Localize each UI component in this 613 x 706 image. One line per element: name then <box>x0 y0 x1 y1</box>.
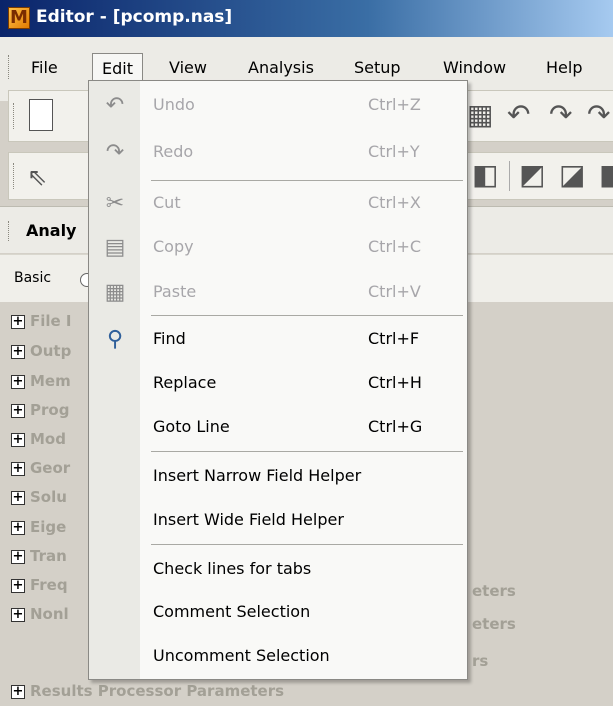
expand-icon[interactable]: + <box>11 375 25 389</box>
menu-insert-wide-field-helper[interactable]: Insert Wide Field Helper <box>89 502 467 542</box>
menu-check-lines-for-tabs[interactable]: Check lines for tabs <box>89 551 467 591</box>
menu-undo[interactable]: ↶ Undo Ctrl+Z <box>89 87 467 127</box>
menu-separator <box>151 451 463 452</box>
menu-copy[interactable]: ▤ Copy Ctrl+C <box>89 229 467 269</box>
tree-row-tail: eters <box>472 582 516 600</box>
menu-help[interactable]: Help <box>537 53 591 83</box>
menu-comment-selection[interactable]: Comment Selection <box>89 594 467 634</box>
toolbar-grip[interactable] <box>13 103 16 129</box>
tree-row-tail: eters <box>472 615 516 633</box>
menu-separator <box>151 544 463 545</box>
expand-icon[interactable]: + <box>11 685 25 699</box>
menu-goto-line[interactable]: Goto Line Ctrl+G <box>89 409 467 449</box>
menu-view[interactable]: View <box>160 53 216 83</box>
menu-cut[interactable]: ✂ Cut Ctrl+X <box>89 185 467 225</box>
scissors-icon: ✂ <box>105 191 125 216</box>
tree-row-tail: rs <box>472 652 489 670</box>
edit-dropdown-menu: ↶ Undo Ctrl+Z ↷ Redo Ctrl+Y ✂ Cut Ctrl+X… <box>88 80 468 680</box>
toolbar-grip[interactable] <box>13 163 16 189</box>
menu-uncomment-selection[interactable]: Uncomment Selection <box>89 638 467 678</box>
title-bar: M Editor - [pcomp.nas] <box>0 0 613 37</box>
redo-icon: ↷ <box>105 140 125 165</box>
paste-toolbar-icon[interactable]: ▦ <box>467 101 493 129</box>
window-title: Editor - [pcomp.nas] <box>36 7 233 27</box>
redo-toolbar-icon[interactable]: ↷ <box>549 101 572 129</box>
select-arrow-icon[interactable]: ⇖ <box>27 163 47 191</box>
menu-find[interactable]: ⚲ Find Ctrl+F <box>89 321 467 361</box>
redo-toolbar-icon[interactable]: ↷ <box>587 101 610 129</box>
expand-icon[interactable]: + <box>11 608 25 622</box>
cube-solid-icon[interactable]: ■ <box>599 161 613 189</box>
menu-window[interactable]: Window <box>434 53 515 83</box>
menu-setup[interactable]: Setup <box>345 53 410 83</box>
app-logo-icon: M <box>8 7 30 29</box>
expand-icon[interactable]: + <box>11 521 25 535</box>
cube-rotate-icon[interactable]: ◧ <box>472 161 498 189</box>
undo-toolbar-icon[interactable]: ↶ <box>507 101 530 129</box>
cube-shaded-icon[interactable]: ◪ <box>559 161 585 189</box>
expand-icon[interactable]: + <box>11 550 25 564</box>
analysis-panel-title: Analy <box>26 221 77 240</box>
expand-icon[interactable]: + <box>11 433 25 447</box>
expand-icon[interactable]: + <box>11 315 25 329</box>
expand-icon[interactable]: + <box>11 345 25 359</box>
menu-paste[interactable]: ▦ Paste Ctrl+V <box>89 274 467 314</box>
menu-file[interactable]: File <box>22 53 67 83</box>
copy-icon: ▤ <box>104 235 126 260</box>
basic-label: Basic <box>14 270 52 286</box>
expand-icon[interactable]: + <box>11 462 25 476</box>
expand-icon[interactable]: + <box>11 579 25 593</box>
menu-analysis[interactable]: Analysis <box>239 53 323 83</box>
paste-icon: ▦ <box>104 280 126 305</box>
new-file-icon[interactable] <box>29 99 53 131</box>
menubar-grip[interactable] <box>8 55 11 79</box>
menu-separator <box>151 315 463 316</box>
undo-icon: ↶ <box>105 93 125 118</box>
cube-icon[interactable]: ◩ <box>519 161 545 189</box>
expand-icon[interactable]: + <box>11 491 25 505</box>
menu-redo[interactable]: ↷ Redo Ctrl+Y <box>89 134 467 174</box>
panel-grip[interactable] <box>8 221 11 241</box>
expand-icon[interactable]: + <box>11 404 25 418</box>
magnifier-icon: ⚲ <box>106 327 124 352</box>
menu-replace[interactable]: Replace Ctrl+H <box>89 365 467 405</box>
toolbar-separator <box>509 161 510 191</box>
menu-insert-narrow-field-helper[interactable]: Insert Narrow Field Helper <box>89 458 467 498</box>
menu-separator <box>151 180 463 181</box>
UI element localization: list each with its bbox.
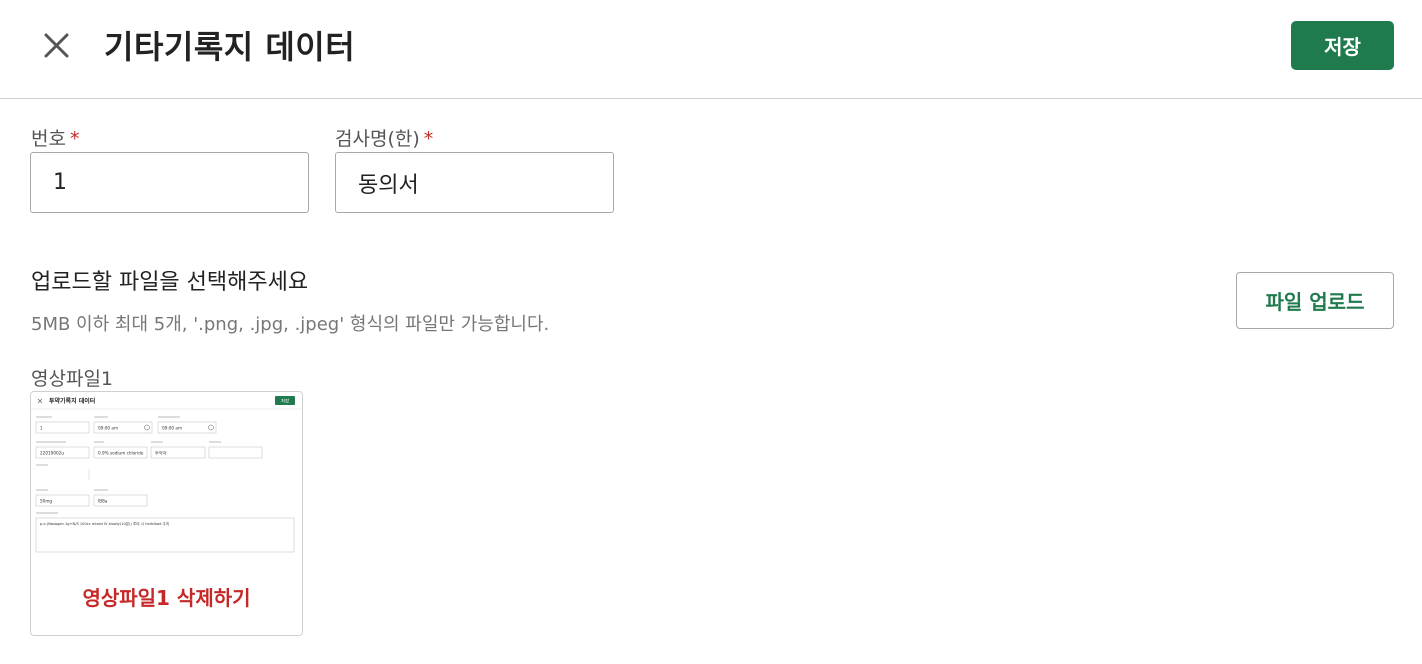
thumb-text: IB8a	[98, 499, 108, 504]
file-thumbnail[interactable]: 투약기록지 데이터 저장 1 09:00 am 09:00 am 2201900…	[31, 392, 302, 554]
thumb-title: 투약기록지 데이터	[49, 397, 95, 405]
close-icon	[44, 33, 69, 58]
thumb-text: 50mg	[40, 499, 52, 504]
thumb-text: 0.9% sodium chloride	[98, 451, 144, 456]
delete-file-button[interactable]: 영상파일1 삭제하기	[31, 582, 302, 611]
file-upload-button[interactable]: 파일 업로드	[1236, 272, 1394, 329]
thumb-text: 09:00 am	[162, 426, 182, 431]
save-button[interactable]: 저장	[1291, 21, 1394, 70]
file-label: 영상파일1	[31, 368, 114, 390]
upload-title: 업로드할 파일을 선택해주세요	[31, 270, 309, 295]
thumb-save: 저장	[281, 398, 289, 405]
exam-name-label: 검사명(한) *	[335, 124, 433, 151]
thumb-text: 09:00 am	[98, 426, 118, 431]
thumb-text: 투약자	[155, 450, 167, 457]
page-title: 기타기록지 데이터	[104, 28, 356, 66]
thumb-text: 22019002u	[40, 451, 64, 456]
close-button[interactable]	[38, 26, 76, 64]
exam-name-label-text: 검사명(한)	[335, 128, 420, 150]
exam-name-input[interactable]	[335, 152, 614, 213]
number-label: 번호 *	[31, 124, 79, 151]
required-mark: *	[423, 128, 434, 150]
file-card: 투약기록지 데이터 저장 1 09:00 am 09:00 am 2201900…	[30, 391, 303, 636]
number-label-text: 번호	[31, 128, 66, 150]
number-input[interactable]	[30, 152, 309, 213]
required-mark: *	[69, 128, 80, 150]
thumb-text: 1	[40, 426, 43, 431]
header-bar: 기타기록지 데이터 저장	[0, 0, 1422, 99]
upload-hint: 5MB 이하 최대 5개, '.png, .jpg, .jpeg' 형식의 파일…	[31, 314, 550, 335]
thumb-note: p.o.(Nasogen 1g+N/S 100cc mixed IV slowl…	[40, 521, 169, 526]
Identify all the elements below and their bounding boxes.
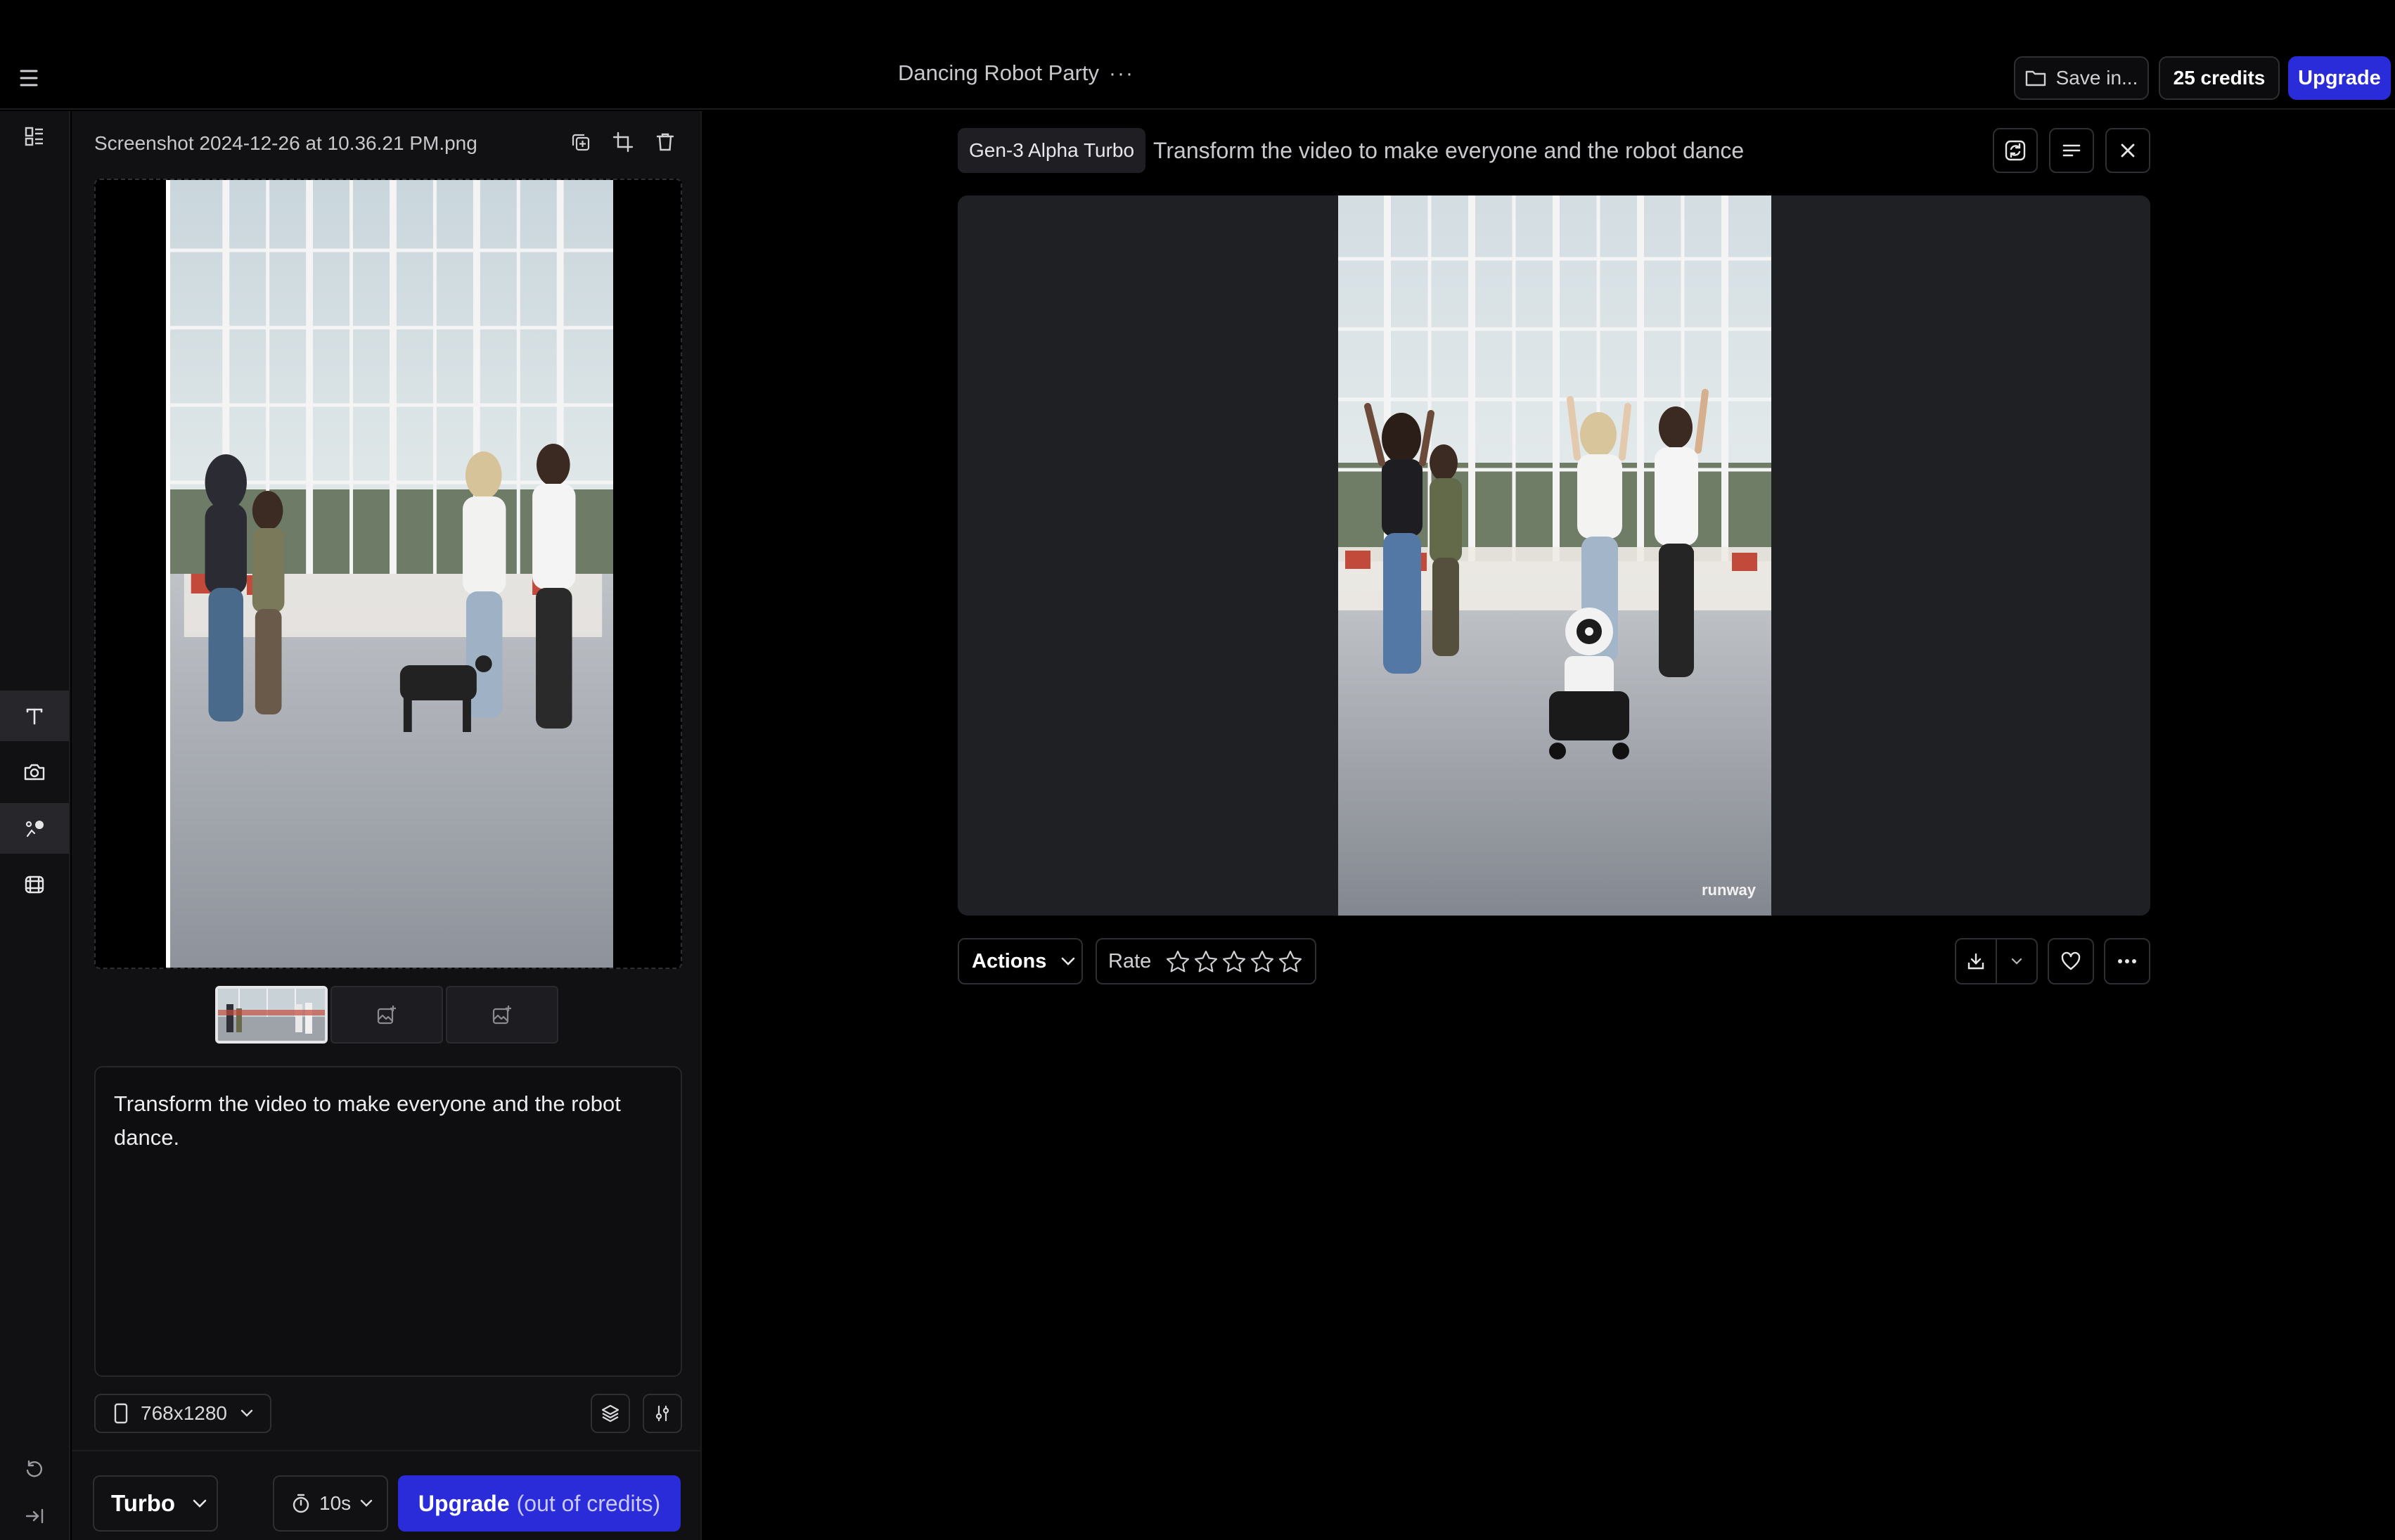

+ + + + +

* [What the task requires]:
Reproduce all of the data above line by line without changing a character, but omit the pictures.

* [Expected answer]:
Localize each UI component in this 613 x 706 image. One line per element: name then <box>x0 y0 x1 y1</box>.
expand-icon[interactable]: + <box>11 375 25 389</box>
menu-insert-wide-field-helper[interactable]: Insert Wide Field Helper <box>89 502 467 542</box>
menu-check-lines-for-tabs[interactable]: Check lines for tabs <box>89 551 467 591</box>
menu-undo[interactable]: ↶ Undo Ctrl+Z <box>89 87 467 127</box>
menu-separator <box>151 451 463 452</box>
menu-copy[interactable]: ▤ Copy Ctrl+C <box>89 229 467 269</box>
tree-row-tail: eters <box>472 582 516 600</box>
menu-help[interactable]: Help <box>537 53 591 83</box>
menu-comment-selection[interactable]: Comment Selection <box>89 594 467 634</box>
toolbar-grip[interactable] <box>13 103 16 129</box>
tree-row-tail: eters <box>472 615 516 633</box>
menu-separator <box>151 544 463 545</box>
expand-icon[interactable]: + <box>11 685 25 699</box>
menu-goto-line[interactable]: Goto Line Ctrl+G <box>89 409 467 449</box>
menu-view[interactable]: View <box>160 53 216 83</box>
menu-cut[interactable]: ✂ Cut Ctrl+X <box>89 185 467 225</box>
scissors-icon: ✂ <box>105 191 125 216</box>
tree-row-tail: rs <box>472 652 489 670</box>
edit-dropdown-menu: ↶ Undo Ctrl+Z ↷ Redo Ctrl+Y ✂ Cut Ctrl+X… <box>88 80 468 680</box>
toolbar-grip[interactable] <box>13 163 16 189</box>
menu-uncomment-selection[interactable]: Uncomment Selection <box>89 638 467 678</box>
title-bar: M Editor - [pcomp.nas] <box>0 0 613 37</box>
redo-icon: ↷ <box>105 140 125 165</box>
paste-toolbar-icon[interactable]: ▦ <box>467 101 493 129</box>
window-title: Editor - [pcomp.nas] <box>36 7 233 27</box>
redo-toolbar-icon[interactable]: ↷ <box>549 101 572 129</box>
select-arrow-icon[interactable]: ⇖ <box>27 163 47 191</box>
menu-find[interactable]: ⚲ Find Ctrl+F <box>89 321 467 361</box>
redo-toolbar-icon[interactable]: ↷ <box>587 101 610 129</box>
expand-icon[interactable]: + <box>11 608 25 622</box>
cube-solid-icon[interactable]: ■ <box>599 161 613 189</box>
menu-window[interactable]: Window <box>434 53 515 83</box>
menu-setup[interactable]: Setup <box>345 53 410 83</box>
app-logo-icon: M <box>8 7 30 29</box>
expand-icon[interactable]: + <box>11 521 25 535</box>
cube-rotate-icon[interactable]: ◧ <box>472 161 498 189</box>
undo-toolbar-icon[interactable]: ↶ <box>507 101 530 129</box>
cube-shaded-icon[interactable]: ◪ <box>559 161 585 189</box>
expand-icon[interactable]: + <box>11 550 25 564</box>
analysis-panel-title: Analy <box>26 221 77 240</box>
expand-icon[interactable]: + <box>11 433 25 447</box>
expand-icon[interactable]: + <box>11 315 25 329</box>
expand-icon[interactable]: + <box>11 345 25 359</box>
menu-paste[interactable]: ▦ Paste Ctrl+V <box>89 274 467 314</box>
menu-file[interactable]: File <box>22 53 67 83</box>
copy-icon: ▤ <box>104 235 126 260</box>
basic-label: Basic <box>14 270 52 286</box>
expand-icon[interactable]: + <box>11 462 25 476</box>
expand-icon[interactable]: + <box>11 579 25 593</box>
menu-analysis[interactable]: Analysis <box>239 53 323 83</box>
paste-icon: ▦ <box>104 280 126 305</box>
new-file-icon[interactable] <box>29 99 53 131</box>
menubar-grip[interactable] <box>8 55 11 79</box>
menu-separator <box>151 315 463 316</box>
undo-icon: ↶ <box>105 93 125 118</box>
cube-icon[interactable]: ◩ <box>519 161 545 189</box>
expand-icon[interactable]: + <box>11 491 25 505</box>
menu-redo[interactable]: ↷ Redo Ctrl+Y <box>89 134 467 174</box>
panel-grip[interactable] <box>8 221 11 241</box>
expand-icon[interactable]: + <box>11 404 25 418</box>
magnifier-icon: ⚲ <box>106 327 124 352</box>
menu-replace[interactable]: Replace Ctrl+H <box>89 365 467 405</box>
toolbar-separator <box>509 161 510 191</box>
menu-insert-narrow-field-helper[interactable]: Insert Narrow Field Helper <box>89 458 467 498</box>
menu-separator <box>151 180 463 181</box>
UI element localization: list each with its bbox.
thumb-text: IB8a	[98, 499, 108, 504]
file-thumbnail[interactable]: 투약기록지 데이터 저장 1 09:00 am 09:00 am 2201900…	[31, 392, 302, 554]
thumb-title: 투약기록지 데이터	[49, 397, 95, 405]
close-icon	[44, 33, 69, 58]
thumb-text: 50mg	[40, 499, 52, 504]
thumb-text: 0.9% sodium chloride	[98, 451, 144, 456]
delete-file-button[interactable]: 영상파일1 삭제하기	[31, 582, 302, 611]
file-upload-button[interactable]: 파일 업로드	[1236, 272, 1394, 329]
thumb-text: 09:00 am	[162, 426, 182, 431]
save-button[interactable]: 저장	[1291, 21, 1394, 70]
file-label: 영상파일1	[31, 368, 114, 390]
upload-title: 업로드할 파일을 선택해주세요	[31, 270, 309, 295]
thumb-save: 저장	[281, 398, 289, 405]
exam-name-label: 검사명(한) *	[335, 124, 433, 151]
thumb-text: 09:00 am	[98, 426, 118, 431]
thumb-text: 투약자	[155, 450, 167, 457]
page-title: 기타기록지 데이터	[104, 28, 356, 66]
thumb-text: 22019002u	[40, 451, 64, 456]
close-button[interactable]	[38, 26, 76, 64]
exam-name-label-text: 검사명(한)	[335, 128, 420, 150]
exam-name-input[interactable]	[335, 152, 614, 213]
number-label: 번호 *	[31, 124, 79, 151]
required-mark: *	[423, 128, 434, 150]
file-card: 투약기록지 데이터 저장 1 09:00 am 09:00 am 2201900…	[30, 391, 303, 636]
number-label-text: 번호	[31, 128, 66, 150]
number-input[interactable]	[30, 152, 309, 213]
required-mark: *	[69, 128, 80, 150]
thumb-text: 1	[40, 426, 43, 431]
header-bar: 기타기록지 데이터 저장	[0, 0, 1422, 99]
upload-hint: 5MB 이하 최대 5개, '.png, .jpg, .jpeg' 형식의 파일…	[31, 314, 550, 335]
thumb-note: p.o.(Nasogen 1g+N/S 100cc mixed IV slowl…	[40, 521, 169, 526]
Identify all the elements below and their bounding boxes.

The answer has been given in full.